━━━━━ Working data ━━━━━
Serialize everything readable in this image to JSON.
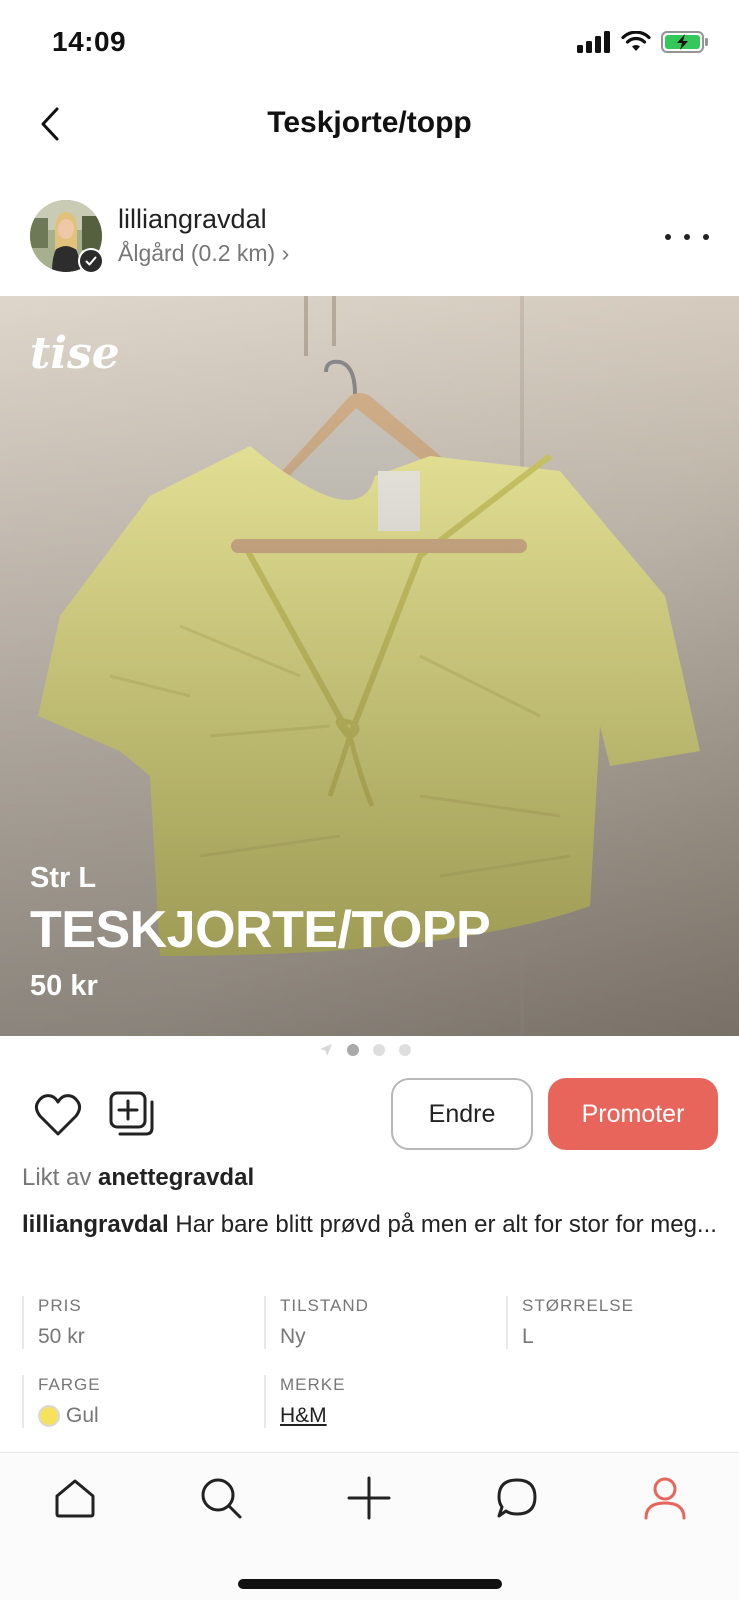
{
  "status_bar": {
    "time": "14:09",
    "icons": [
      "signal-icon",
      "wifi-icon",
      "battery-charging-icon"
    ]
  },
  "header": {
    "title": "Teskjorte/topp",
    "back_icon": "chevron-left-icon"
  },
  "seller": {
    "username": "lilliangravdal",
    "location": "Ålgård (0.2 km) ›",
    "verified_icon": "check-icon",
    "more_icon": "more-horizontal-icon"
  },
  "listing": {
    "watermark": "tise",
    "size_label": "Str L",
    "title": "TESKJORTE/TOPP",
    "price": "50 kr",
    "image_count": 3,
    "active_image": 1
  },
  "actions": {
    "like_icon": "heart-icon",
    "collect_icon": "add-collection-icon",
    "edit_label": "Endre",
    "promote_label": "Promoter",
    "accent_color": "#e8655b"
  },
  "likes": {
    "prefix": "Likt av",
    "user": "anettegravdal"
  },
  "description": {
    "author": "lilliangravdal",
    "text": " Har bare blitt prøvd på men er alt for stor for meg..."
  },
  "details": {
    "price_label": "PRIS",
    "price_value": "50 kr",
    "condition_label": "TILSTAND",
    "condition_value": "Ny",
    "size_label": "STØRRELSE",
    "size_value": "L",
    "color_label": "FARGE",
    "color_value": "Gul",
    "color_swatch": "#f6e15e",
    "brand_label": "MERKE",
    "brand_value": "H&M"
  },
  "tabbar": {
    "items": [
      "home-icon",
      "search-icon",
      "plus-icon",
      "chat-icon",
      "profile-icon"
    ],
    "active": "profile-icon",
    "active_color": "#e8655b"
  }
}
━━━━━
- Given task
Generate a word-for-word copy of the preceding records, excluding all pictures.

- Full answer
Serialize everything readable in this image to JSON.
{
  "status_bar": {
    "time": "14:09",
    "icons": [
      "signal-icon",
      "wifi-icon",
      "battery-charging-icon"
    ]
  },
  "header": {
    "title": "Teskjorte/topp",
    "back_icon": "chevron-left-icon"
  },
  "seller": {
    "username": "lilliangravdal",
    "location": "Ålgård (0.2 km) ›",
    "verified_icon": "check-icon",
    "more_icon": "more-horizontal-icon"
  },
  "listing": {
    "watermark": "tise",
    "size_label": "Str L",
    "title": "TESKJORTE/TOPP",
    "price": "50 kr",
    "image_count": 3,
    "active_image": 1
  },
  "actions": {
    "like_icon": "heart-icon",
    "collect_icon": "add-collection-icon",
    "edit_label": "Endre",
    "promote_label": "Promoter",
    "accent_color": "#e8655b"
  },
  "likes": {
    "prefix": "Likt av",
    "user": "anettegravdal"
  },
  "description": {
    "author": "lilliangravdal",
    "text": " Har bare blitt prøvd på men er alt for stor for meg..."
  },
  "details": {
    "price_label": "PRIS",
    "price_value": "50 kr",
    "condition_label": "TILSTAND",
    "condition_value": "Ny",
    "size_label": "STØRRELSE",
    "size_value": "L",
    "color_label": "FARGE",
    "color_value": "Gul",
    "color_swatch": "#f6e15e",
    "brand_label": "MERKE",
    "brand_value": "H&M"
  },
  "tabbar": {
    "items": [
      "home-icon",
      "search-icon",
      "plus-icon",
      "chat-icon",
      "profile-icon"
    ],
    "active": "profile-icon",
    "active_color": "#e8655b"
  }
}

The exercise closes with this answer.